___ Excerpted records
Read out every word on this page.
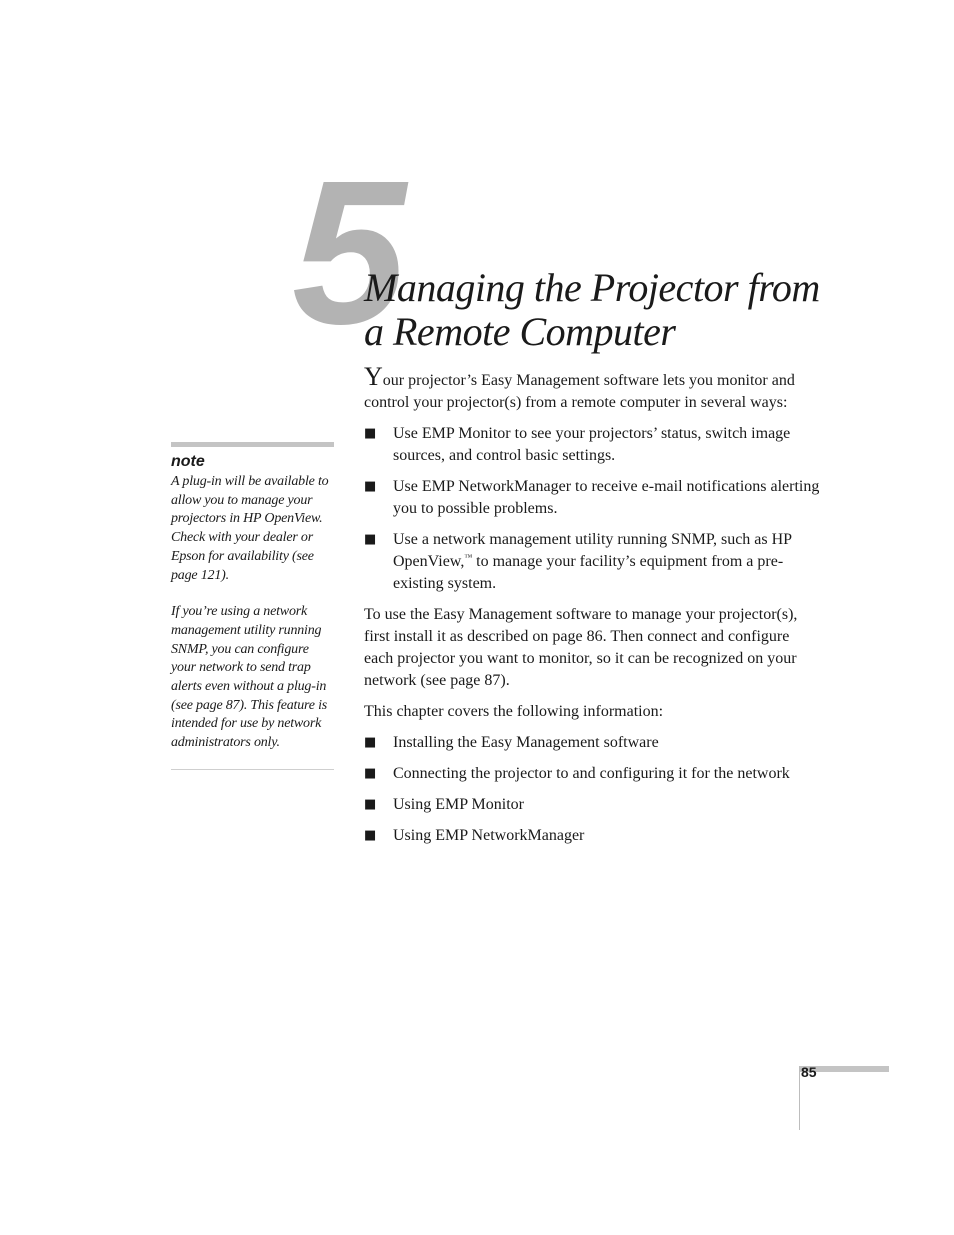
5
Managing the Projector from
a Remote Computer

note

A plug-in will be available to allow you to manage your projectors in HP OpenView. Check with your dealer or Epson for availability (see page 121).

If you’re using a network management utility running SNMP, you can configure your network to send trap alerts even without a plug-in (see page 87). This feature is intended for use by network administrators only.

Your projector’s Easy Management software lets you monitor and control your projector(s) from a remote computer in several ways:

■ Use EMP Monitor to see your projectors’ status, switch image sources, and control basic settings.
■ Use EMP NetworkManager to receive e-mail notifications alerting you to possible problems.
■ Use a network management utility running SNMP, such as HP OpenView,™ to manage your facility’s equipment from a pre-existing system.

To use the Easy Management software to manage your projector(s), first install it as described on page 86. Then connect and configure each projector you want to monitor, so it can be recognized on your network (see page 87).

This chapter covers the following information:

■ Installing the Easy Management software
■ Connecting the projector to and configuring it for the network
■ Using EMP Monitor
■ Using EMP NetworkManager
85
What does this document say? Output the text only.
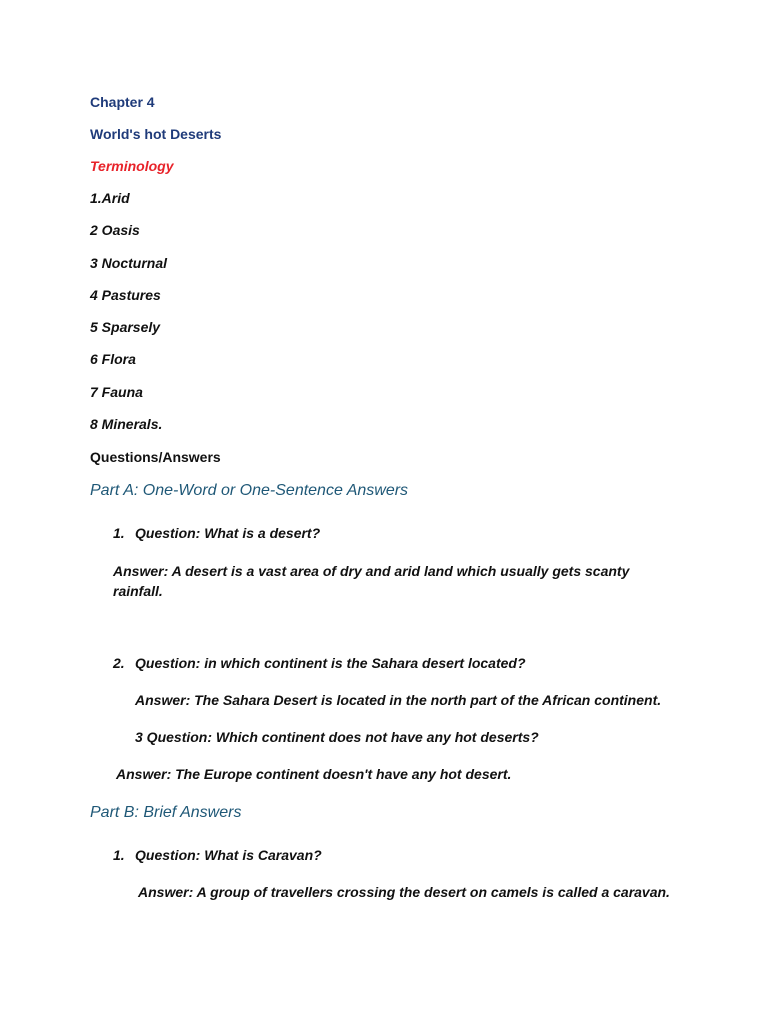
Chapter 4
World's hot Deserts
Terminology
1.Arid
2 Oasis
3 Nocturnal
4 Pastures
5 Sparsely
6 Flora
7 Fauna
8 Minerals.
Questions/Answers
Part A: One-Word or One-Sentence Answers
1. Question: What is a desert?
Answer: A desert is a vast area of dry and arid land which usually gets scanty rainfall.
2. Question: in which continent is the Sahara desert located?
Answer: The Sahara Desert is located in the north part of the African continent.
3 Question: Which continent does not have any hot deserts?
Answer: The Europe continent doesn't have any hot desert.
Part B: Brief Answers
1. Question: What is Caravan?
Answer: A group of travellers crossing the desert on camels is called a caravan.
______
Your goal: Beginning with the line with "What does this", repeat the entries above exactly, up to and including the last line, leaving out pictures.

Response to this exercise:
What does this document say? Output the text only.
Chapter 4
World's hot Deserts
Terminology
1.Arid
2 Oasis
3 Nocturnal
4 Pastures
5 Sparsely
6 Flora
7 Fauna
8 Minerals.
Questions/Answers
Part A: One-Word or One-Sentence Answers
1. Question: What is a desert?
Answer: A desert is a vast area of dry and arid land which usually gets scanty rainfall.
2. Question: in which continent is the Sahara desert located?
Answer: The Sahara Desert is located in the north part of the African continent.
3 Question: Which continent does not have any hot deserts?
Answer: The Europe continent doesn't have any hot desert.
Part B: Brief Answers
1. Question: What is Caravan?
Answer: A group of travellers crossing the desert on camels is called a caravan.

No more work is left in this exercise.